## Exercise aim:
Please give the entries again in full and exactly, without any picture.

Records from a collection
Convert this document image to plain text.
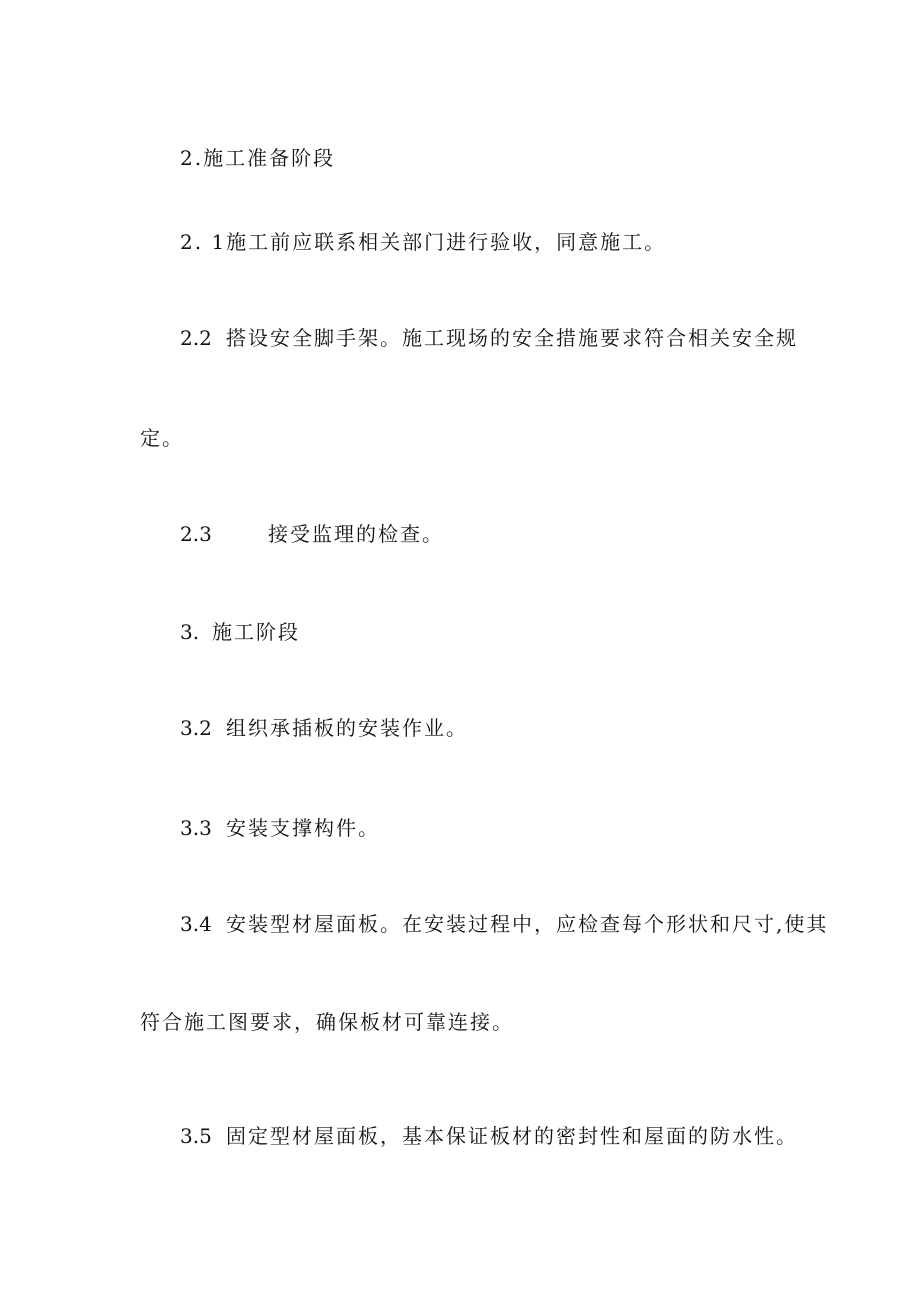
2.施工准备阶段
2. 1施工前应联系相关部门进行验收，同意施工。
2.2 搭设安全脚手架。施工现场的安全措施要求符合相关安全规
定。
2.3	接受监理的检查。
3. 施工阶段
3.2 组织承插板的安装作业。
3.3 安装支撑构件。
3.4 安装型材屋面板。在安装过程中，应检查每个形状和尺寸,使其
符合施工图要求，确保板材可靠连接。
3.5 固定型材屋面板，基本保证板材的密封性和屋面的防水性。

## Output below:
Convert this document image to plain text.
2.施工准备阶段
2. 1施工前应联系相关部门进行验收，同意施工。
2.2 搭设安全脚手架。施工现场的安全措施要求符合相关安全规
定。
2.3	接受监理的检查。
3. 施工阶段
3.2 组织承插板的安装作业。
3.3 安装支撑构件。
3.4 安装型材屋面板。在安装过程中，应检查每个形状和尺寸,使其
符合施工图要求，确保板材可靠连接。
3.5 固定型材屋面板，基本保证板材的密封性和屋面的防水性。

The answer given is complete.